Stored data:
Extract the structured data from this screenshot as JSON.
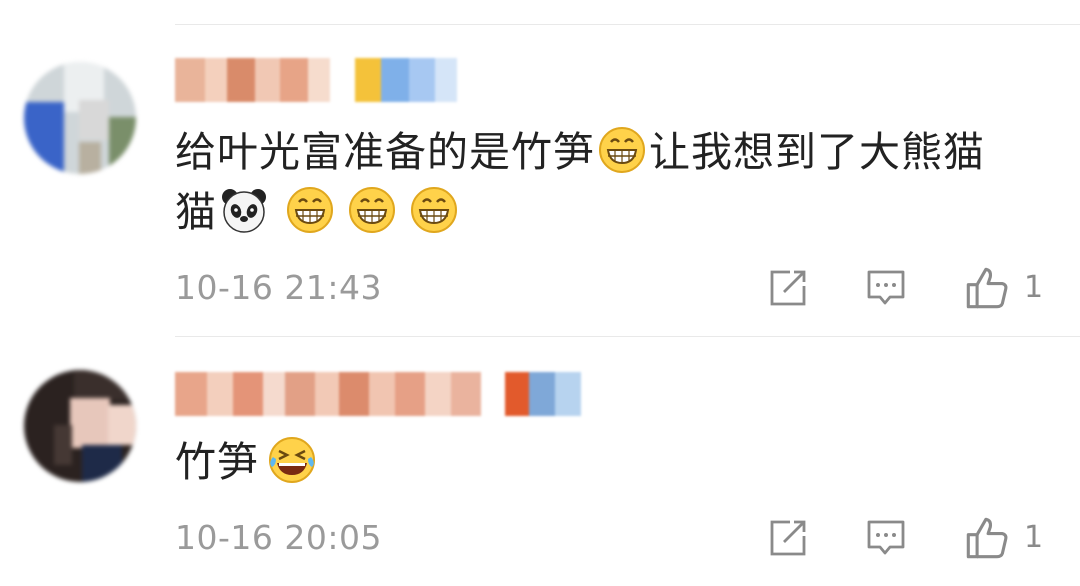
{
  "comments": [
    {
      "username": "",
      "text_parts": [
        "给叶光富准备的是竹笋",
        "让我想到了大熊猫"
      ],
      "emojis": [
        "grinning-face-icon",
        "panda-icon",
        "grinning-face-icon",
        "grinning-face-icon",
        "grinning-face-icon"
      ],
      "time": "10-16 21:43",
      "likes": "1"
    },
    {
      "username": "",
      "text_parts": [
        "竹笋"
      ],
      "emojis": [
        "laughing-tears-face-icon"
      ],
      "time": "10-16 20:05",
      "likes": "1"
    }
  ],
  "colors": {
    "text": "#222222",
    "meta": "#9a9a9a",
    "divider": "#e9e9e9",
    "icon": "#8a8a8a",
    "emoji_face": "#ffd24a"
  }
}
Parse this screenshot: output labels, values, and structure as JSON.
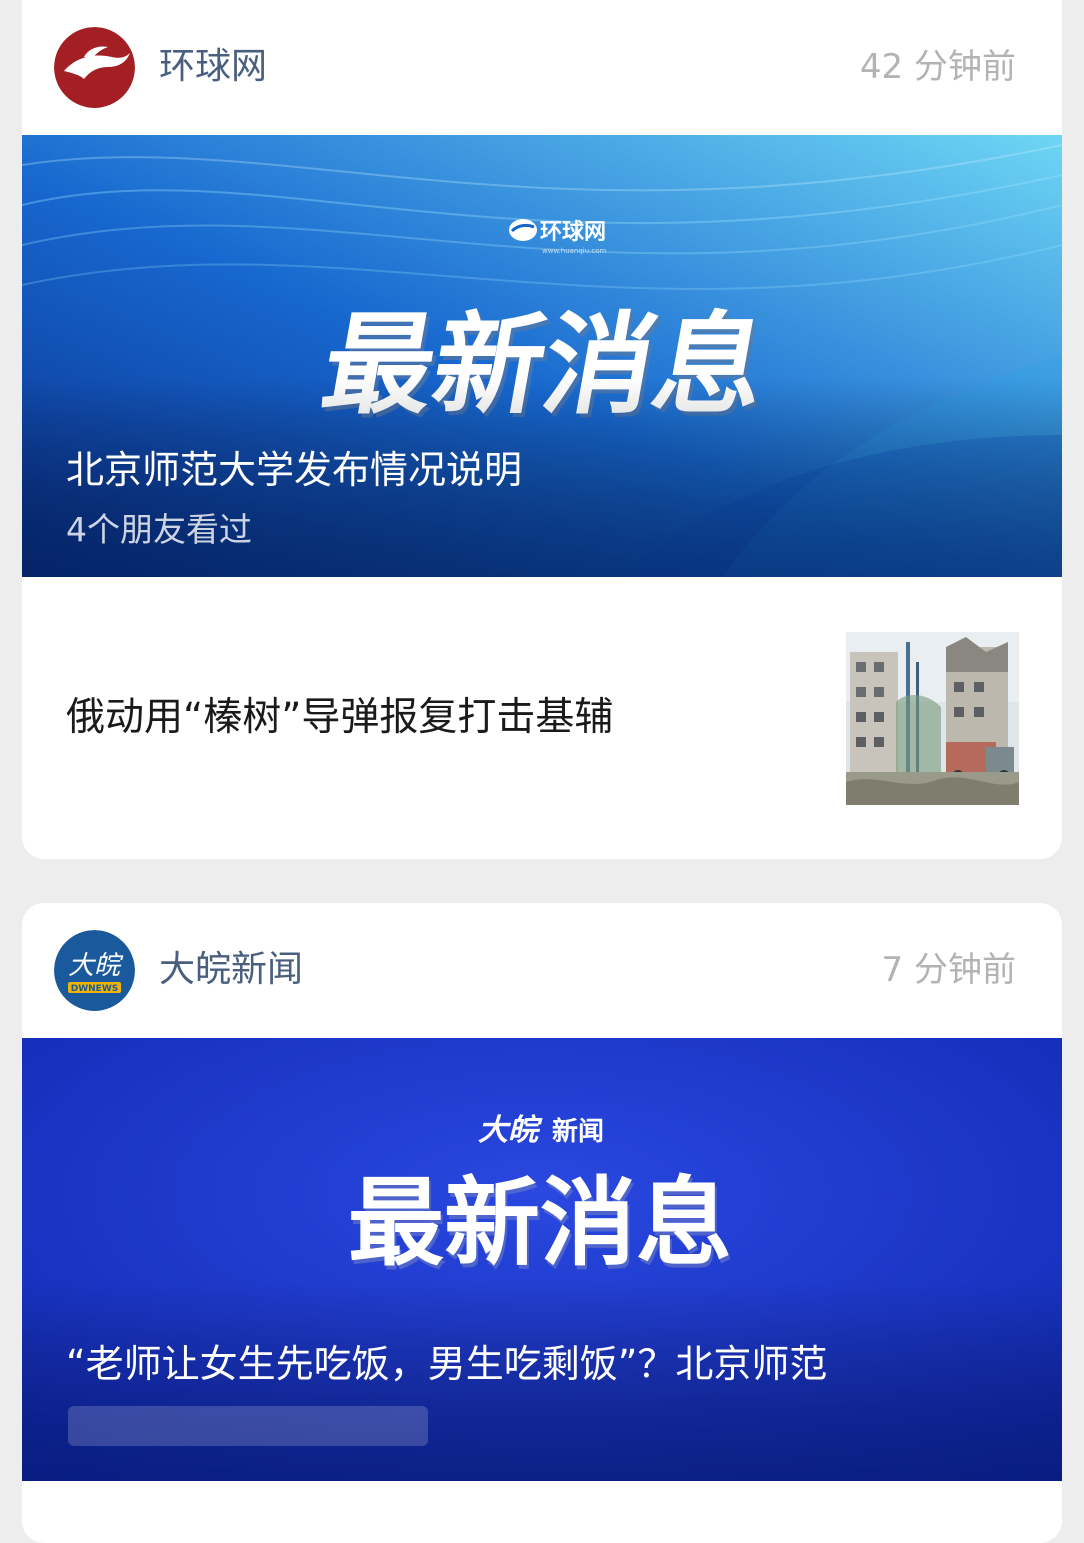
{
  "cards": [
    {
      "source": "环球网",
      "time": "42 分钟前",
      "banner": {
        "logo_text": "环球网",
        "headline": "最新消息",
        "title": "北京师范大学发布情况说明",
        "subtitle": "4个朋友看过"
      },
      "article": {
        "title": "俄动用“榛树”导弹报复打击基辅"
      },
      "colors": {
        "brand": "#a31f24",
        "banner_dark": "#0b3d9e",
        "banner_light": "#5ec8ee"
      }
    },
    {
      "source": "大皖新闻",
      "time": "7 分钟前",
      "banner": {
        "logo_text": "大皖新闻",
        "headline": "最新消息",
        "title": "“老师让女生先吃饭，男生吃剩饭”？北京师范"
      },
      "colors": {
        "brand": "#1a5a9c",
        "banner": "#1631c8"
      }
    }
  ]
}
==
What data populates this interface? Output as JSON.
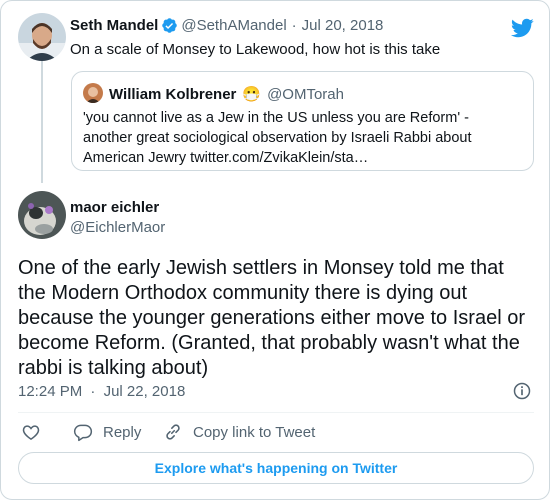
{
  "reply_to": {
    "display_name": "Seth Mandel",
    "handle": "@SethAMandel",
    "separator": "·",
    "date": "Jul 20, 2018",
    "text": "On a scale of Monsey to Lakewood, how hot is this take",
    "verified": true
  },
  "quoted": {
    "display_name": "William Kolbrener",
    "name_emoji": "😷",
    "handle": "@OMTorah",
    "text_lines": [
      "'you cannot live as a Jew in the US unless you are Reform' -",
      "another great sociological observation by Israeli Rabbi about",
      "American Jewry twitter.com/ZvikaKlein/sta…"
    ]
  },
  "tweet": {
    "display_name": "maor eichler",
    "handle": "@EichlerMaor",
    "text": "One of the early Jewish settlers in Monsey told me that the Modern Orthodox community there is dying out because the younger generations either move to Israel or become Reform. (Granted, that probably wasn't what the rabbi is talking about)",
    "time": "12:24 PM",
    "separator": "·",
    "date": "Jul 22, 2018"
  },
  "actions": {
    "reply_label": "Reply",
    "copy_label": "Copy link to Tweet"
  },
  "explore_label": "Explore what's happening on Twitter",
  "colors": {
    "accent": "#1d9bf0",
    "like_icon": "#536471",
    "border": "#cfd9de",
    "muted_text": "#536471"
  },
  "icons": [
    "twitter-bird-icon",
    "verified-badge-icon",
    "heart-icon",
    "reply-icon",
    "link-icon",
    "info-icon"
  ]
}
==
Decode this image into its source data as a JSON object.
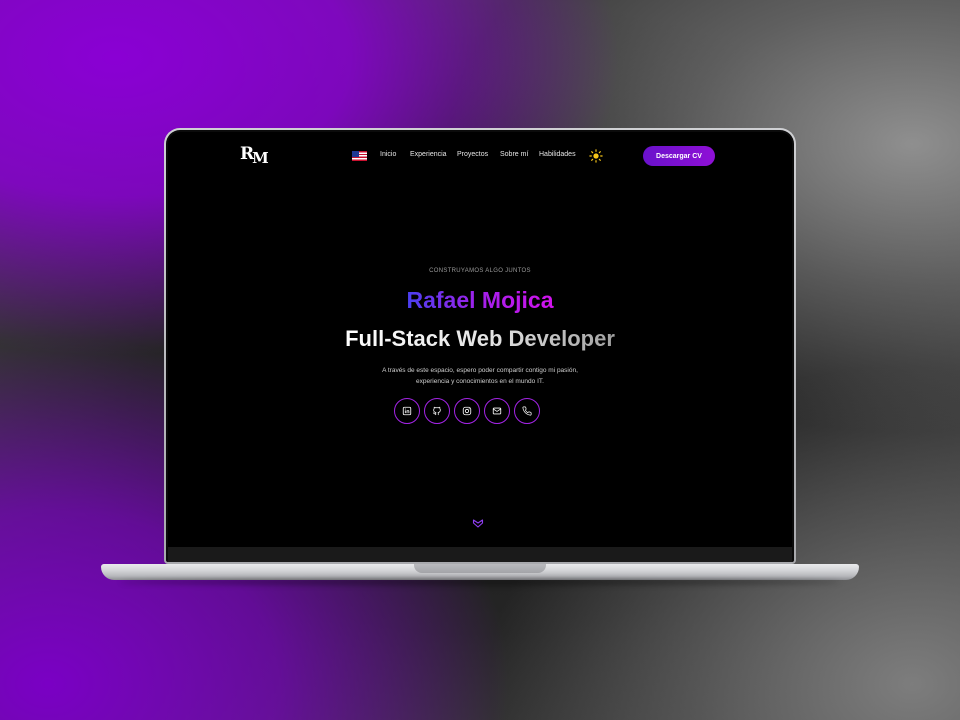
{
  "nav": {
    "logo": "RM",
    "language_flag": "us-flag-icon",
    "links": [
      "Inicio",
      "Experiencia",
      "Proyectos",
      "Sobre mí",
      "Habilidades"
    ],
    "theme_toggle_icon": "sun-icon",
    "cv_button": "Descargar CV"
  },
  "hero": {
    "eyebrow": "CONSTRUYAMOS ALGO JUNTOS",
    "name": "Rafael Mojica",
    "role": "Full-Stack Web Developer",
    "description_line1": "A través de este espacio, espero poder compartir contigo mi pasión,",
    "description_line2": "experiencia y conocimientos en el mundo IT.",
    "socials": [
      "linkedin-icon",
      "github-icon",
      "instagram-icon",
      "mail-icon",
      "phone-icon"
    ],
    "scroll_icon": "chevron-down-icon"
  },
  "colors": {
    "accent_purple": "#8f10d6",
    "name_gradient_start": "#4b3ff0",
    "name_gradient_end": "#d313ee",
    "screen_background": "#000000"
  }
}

» Set problem:
Search the entries for the word "this", then gather every line that has it.

» Final answer:
Extract the structured data from this screenshot as JSON.
Parse this screenshot: output labels, values, and structure as JSON.
What data populates this interface? Output as JSON.
    "text": "On a scale of Monsey to Lakewood, how hot is this take",
Decode this image into its source data as a JSON object.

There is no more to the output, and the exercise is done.